> Direction: Go through the listing below and list every line with "프로그램은".

Records from a dataset
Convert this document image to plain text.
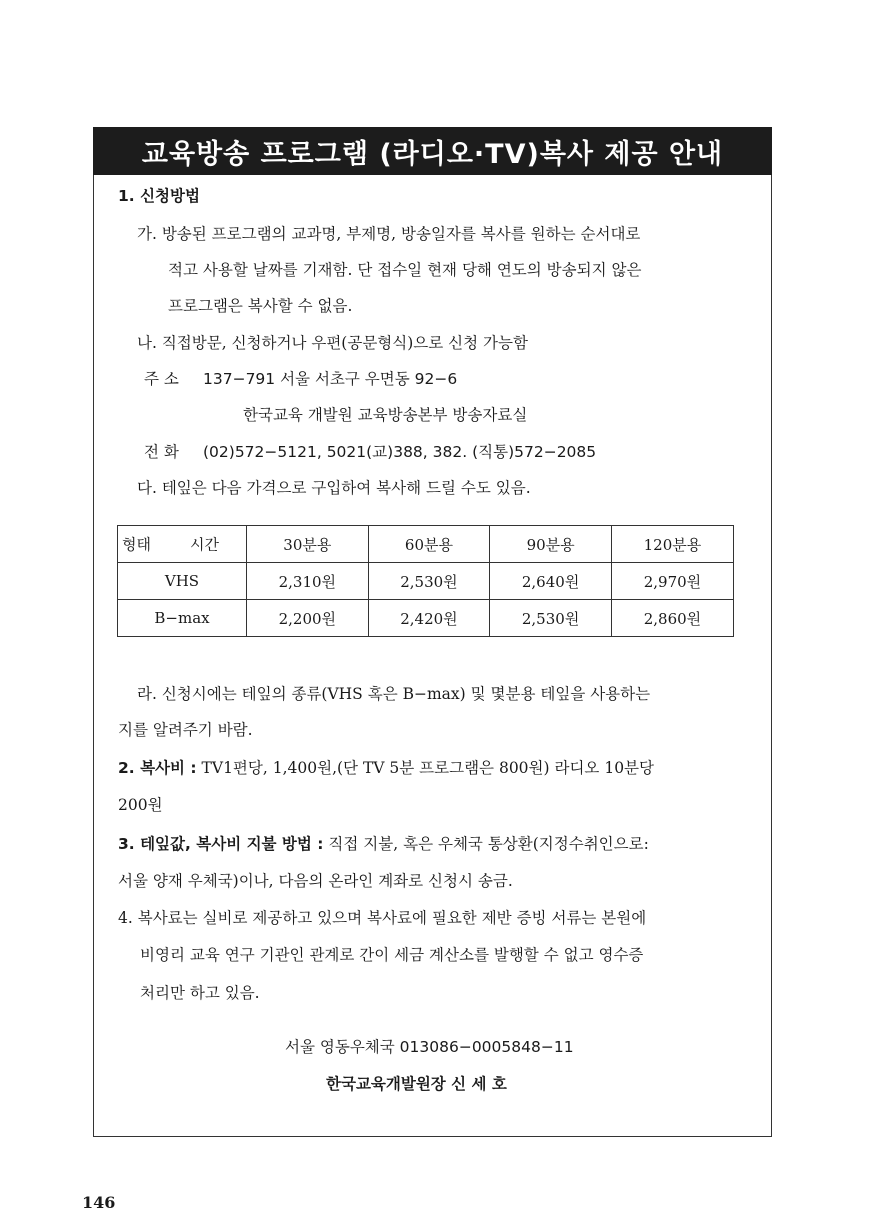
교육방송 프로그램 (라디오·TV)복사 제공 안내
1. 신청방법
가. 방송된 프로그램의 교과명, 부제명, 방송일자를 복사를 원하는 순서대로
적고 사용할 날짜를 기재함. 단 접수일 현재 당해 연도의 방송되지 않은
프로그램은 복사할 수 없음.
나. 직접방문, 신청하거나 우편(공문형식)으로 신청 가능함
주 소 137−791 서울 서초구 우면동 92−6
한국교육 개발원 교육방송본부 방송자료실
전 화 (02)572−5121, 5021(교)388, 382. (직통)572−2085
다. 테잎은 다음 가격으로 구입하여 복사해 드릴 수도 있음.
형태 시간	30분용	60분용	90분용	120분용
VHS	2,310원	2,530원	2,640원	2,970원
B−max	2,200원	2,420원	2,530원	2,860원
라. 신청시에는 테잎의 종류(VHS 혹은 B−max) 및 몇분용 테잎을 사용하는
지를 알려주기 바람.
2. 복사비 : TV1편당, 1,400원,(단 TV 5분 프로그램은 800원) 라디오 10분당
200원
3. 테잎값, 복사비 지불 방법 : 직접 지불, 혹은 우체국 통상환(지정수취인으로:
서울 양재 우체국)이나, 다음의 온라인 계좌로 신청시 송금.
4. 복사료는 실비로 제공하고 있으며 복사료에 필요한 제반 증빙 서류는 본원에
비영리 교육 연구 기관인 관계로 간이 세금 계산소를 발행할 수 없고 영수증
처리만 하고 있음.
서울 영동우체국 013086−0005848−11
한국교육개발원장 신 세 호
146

> Result of the task:
프로그램은 복사할 수 없음.
2. 복사비 : TV1편당, 1,400원,(단 TV 5분 프로그램은 800원) 라디오 10분당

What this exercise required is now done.